*What you need to do*
Give the number of lines below that contain "towards", with no other output.

*Supplied records*
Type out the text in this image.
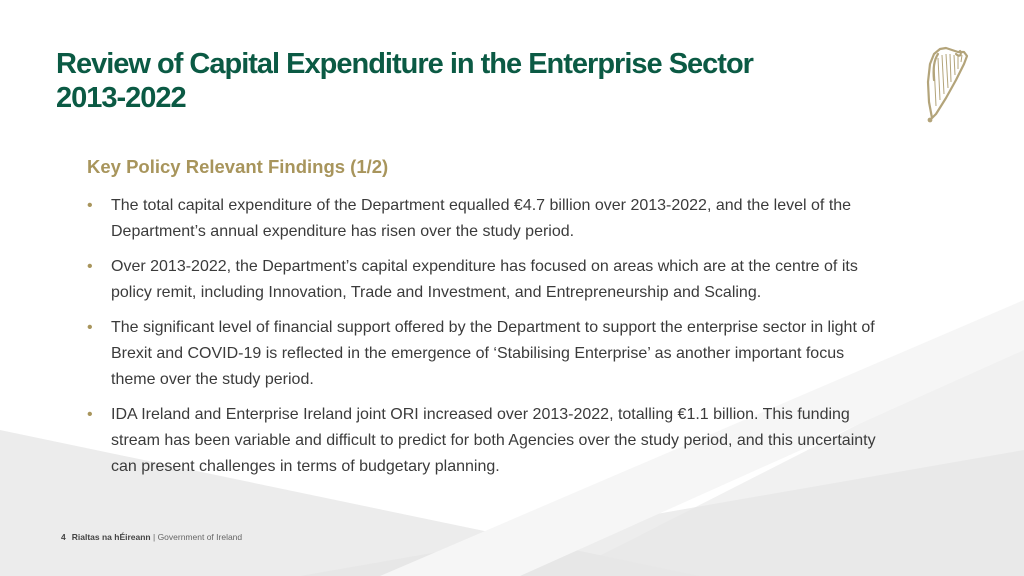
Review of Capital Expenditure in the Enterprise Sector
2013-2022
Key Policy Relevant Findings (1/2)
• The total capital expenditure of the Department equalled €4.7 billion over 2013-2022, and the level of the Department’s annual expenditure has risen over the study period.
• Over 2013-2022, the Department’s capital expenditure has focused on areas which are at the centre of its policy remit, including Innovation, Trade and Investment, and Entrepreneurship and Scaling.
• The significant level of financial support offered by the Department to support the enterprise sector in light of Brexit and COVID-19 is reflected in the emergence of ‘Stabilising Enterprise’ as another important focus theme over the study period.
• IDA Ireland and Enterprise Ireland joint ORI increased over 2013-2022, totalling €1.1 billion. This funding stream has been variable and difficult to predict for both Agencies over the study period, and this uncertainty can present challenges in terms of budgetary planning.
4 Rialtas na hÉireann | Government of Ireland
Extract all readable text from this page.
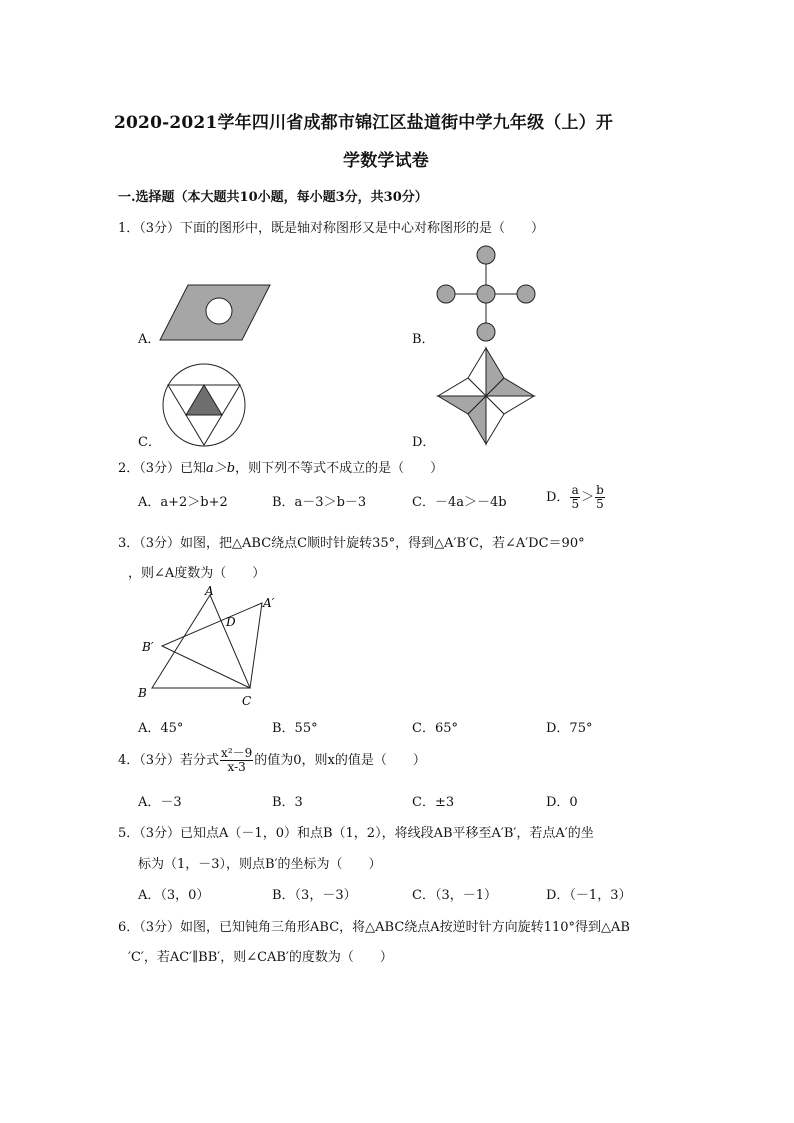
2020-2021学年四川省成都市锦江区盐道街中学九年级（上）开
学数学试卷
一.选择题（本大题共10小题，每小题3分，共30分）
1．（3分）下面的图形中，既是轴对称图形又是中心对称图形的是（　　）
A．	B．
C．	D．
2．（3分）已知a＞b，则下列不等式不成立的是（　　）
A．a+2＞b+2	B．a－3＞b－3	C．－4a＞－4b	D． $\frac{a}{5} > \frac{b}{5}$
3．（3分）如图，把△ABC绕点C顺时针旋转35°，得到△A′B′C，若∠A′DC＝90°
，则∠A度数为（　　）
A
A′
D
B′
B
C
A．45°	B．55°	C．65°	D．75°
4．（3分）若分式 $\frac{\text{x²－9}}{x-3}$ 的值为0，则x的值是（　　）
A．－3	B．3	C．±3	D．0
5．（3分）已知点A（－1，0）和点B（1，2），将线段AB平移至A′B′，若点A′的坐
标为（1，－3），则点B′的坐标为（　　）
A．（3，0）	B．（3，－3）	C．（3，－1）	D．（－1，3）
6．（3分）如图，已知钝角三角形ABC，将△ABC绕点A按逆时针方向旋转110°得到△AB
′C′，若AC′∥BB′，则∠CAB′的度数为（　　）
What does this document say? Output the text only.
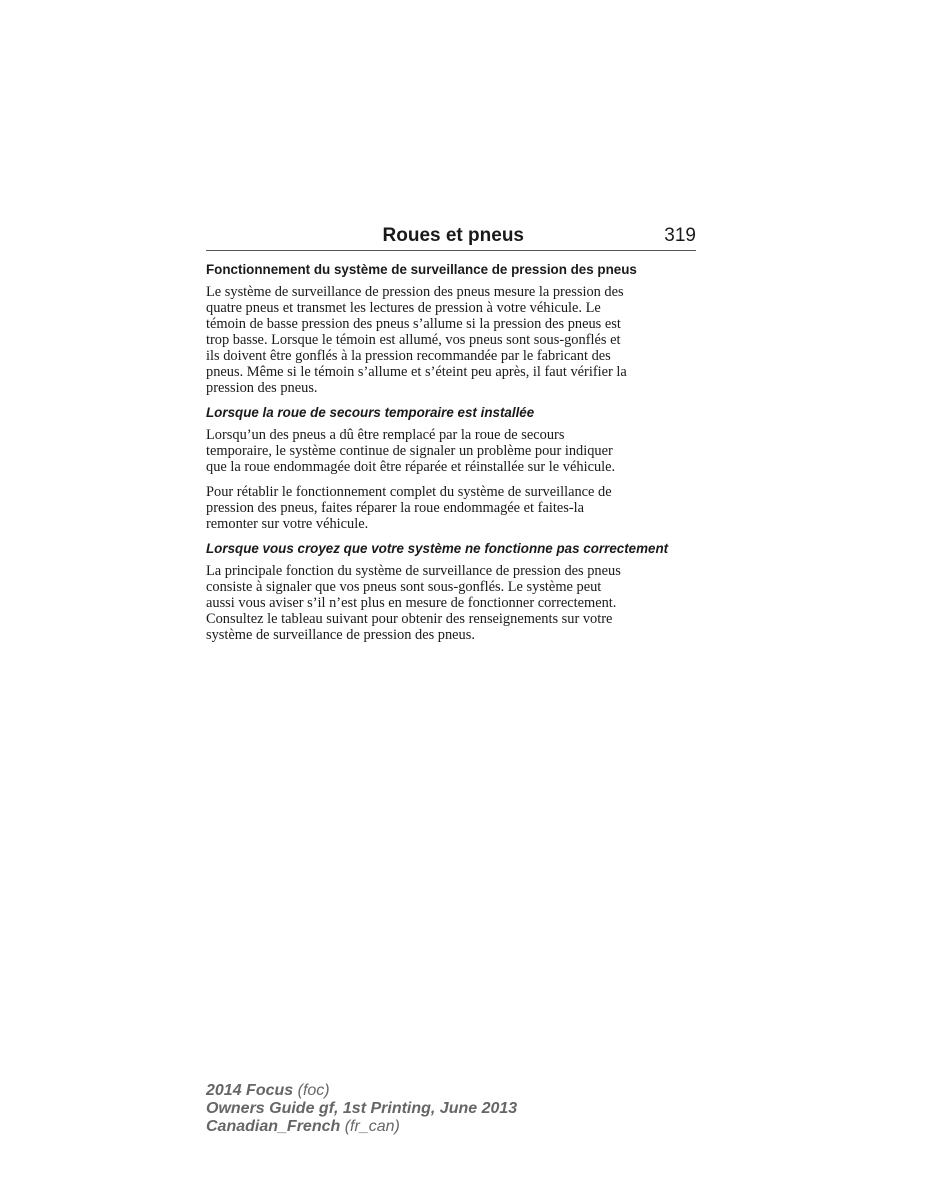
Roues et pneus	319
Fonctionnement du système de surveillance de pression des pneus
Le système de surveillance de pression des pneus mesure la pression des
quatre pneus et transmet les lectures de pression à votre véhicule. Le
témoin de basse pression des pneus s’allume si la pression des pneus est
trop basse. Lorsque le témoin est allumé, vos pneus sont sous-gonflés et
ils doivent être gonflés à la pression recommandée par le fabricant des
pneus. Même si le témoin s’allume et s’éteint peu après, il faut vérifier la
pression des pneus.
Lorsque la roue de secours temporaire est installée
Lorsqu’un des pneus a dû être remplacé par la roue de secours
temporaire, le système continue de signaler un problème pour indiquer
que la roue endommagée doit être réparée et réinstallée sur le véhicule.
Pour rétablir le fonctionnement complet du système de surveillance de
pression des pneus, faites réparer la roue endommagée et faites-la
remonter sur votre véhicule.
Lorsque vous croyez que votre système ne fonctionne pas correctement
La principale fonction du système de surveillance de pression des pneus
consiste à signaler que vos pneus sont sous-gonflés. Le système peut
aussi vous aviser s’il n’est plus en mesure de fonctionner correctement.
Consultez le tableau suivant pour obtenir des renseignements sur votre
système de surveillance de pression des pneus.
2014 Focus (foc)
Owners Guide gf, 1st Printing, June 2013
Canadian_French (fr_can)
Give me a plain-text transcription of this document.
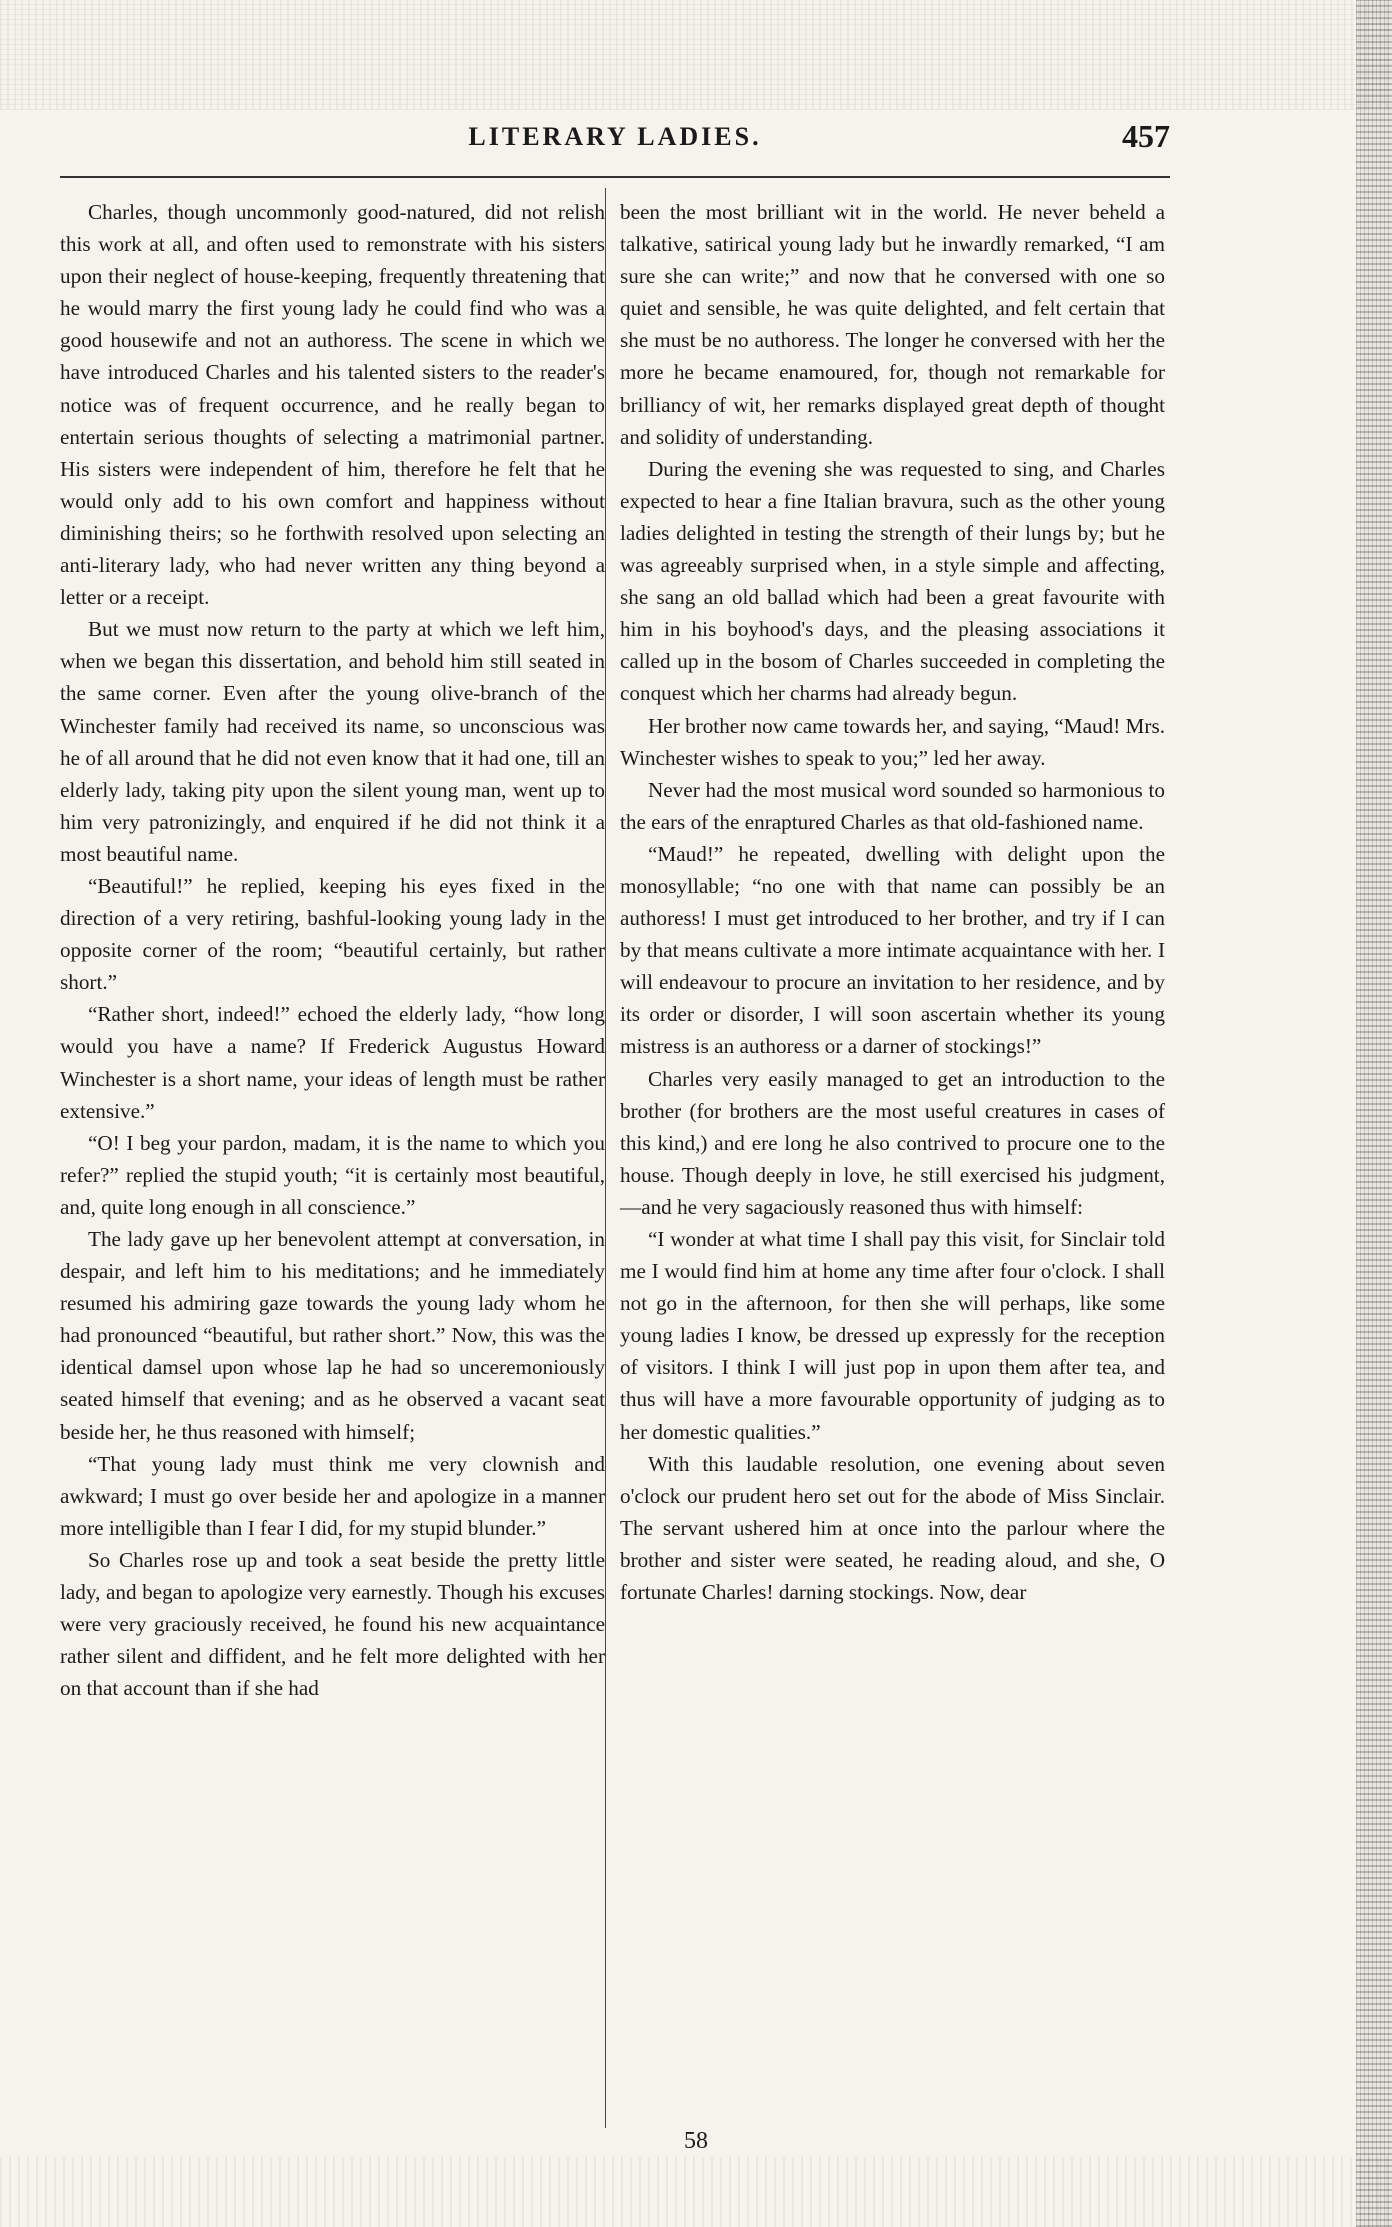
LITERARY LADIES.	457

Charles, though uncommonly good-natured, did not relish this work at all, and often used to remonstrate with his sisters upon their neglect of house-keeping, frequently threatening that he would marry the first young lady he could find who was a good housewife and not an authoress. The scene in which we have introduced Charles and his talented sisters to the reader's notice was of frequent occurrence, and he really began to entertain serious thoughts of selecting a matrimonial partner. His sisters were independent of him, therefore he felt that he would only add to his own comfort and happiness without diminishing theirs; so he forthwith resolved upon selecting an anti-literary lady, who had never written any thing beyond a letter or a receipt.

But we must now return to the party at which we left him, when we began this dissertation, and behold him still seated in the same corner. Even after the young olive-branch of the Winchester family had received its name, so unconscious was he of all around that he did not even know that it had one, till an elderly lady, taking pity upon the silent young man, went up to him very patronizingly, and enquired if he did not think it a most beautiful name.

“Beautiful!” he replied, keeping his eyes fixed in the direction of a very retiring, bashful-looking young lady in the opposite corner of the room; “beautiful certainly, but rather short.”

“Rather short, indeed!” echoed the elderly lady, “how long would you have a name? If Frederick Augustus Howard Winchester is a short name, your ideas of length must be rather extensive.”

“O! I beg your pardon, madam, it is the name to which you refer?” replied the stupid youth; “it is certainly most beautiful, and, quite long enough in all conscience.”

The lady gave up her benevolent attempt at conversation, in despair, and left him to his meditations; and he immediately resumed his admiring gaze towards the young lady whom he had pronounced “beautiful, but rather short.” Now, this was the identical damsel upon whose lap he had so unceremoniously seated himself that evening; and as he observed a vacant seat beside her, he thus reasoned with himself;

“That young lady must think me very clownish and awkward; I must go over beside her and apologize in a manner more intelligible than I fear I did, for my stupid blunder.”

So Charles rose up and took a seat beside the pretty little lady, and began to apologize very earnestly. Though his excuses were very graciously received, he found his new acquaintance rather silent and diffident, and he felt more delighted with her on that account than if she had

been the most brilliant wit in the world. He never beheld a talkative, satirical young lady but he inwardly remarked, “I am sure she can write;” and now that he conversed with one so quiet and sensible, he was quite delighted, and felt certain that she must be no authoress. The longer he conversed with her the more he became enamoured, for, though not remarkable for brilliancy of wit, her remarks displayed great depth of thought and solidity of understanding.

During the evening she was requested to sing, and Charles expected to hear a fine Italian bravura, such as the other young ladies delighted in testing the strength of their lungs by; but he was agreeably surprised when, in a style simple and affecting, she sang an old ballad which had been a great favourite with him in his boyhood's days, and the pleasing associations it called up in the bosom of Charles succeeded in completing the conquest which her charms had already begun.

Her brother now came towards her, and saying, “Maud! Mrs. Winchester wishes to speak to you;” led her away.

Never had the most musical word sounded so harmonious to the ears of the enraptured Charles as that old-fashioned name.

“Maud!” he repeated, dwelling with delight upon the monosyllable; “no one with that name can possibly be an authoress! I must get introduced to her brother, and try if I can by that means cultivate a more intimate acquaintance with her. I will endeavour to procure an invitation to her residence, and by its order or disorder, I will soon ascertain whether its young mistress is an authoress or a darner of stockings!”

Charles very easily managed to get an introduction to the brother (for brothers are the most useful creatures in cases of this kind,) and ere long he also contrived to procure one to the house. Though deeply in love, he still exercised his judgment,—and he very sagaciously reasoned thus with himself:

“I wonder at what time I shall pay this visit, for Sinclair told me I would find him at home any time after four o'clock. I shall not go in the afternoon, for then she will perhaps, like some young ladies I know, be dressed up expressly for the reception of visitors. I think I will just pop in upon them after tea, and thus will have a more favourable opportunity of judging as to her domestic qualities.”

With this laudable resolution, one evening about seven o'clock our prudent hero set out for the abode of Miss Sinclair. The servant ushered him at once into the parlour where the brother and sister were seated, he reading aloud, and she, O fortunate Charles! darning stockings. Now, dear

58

*Exercise response*
2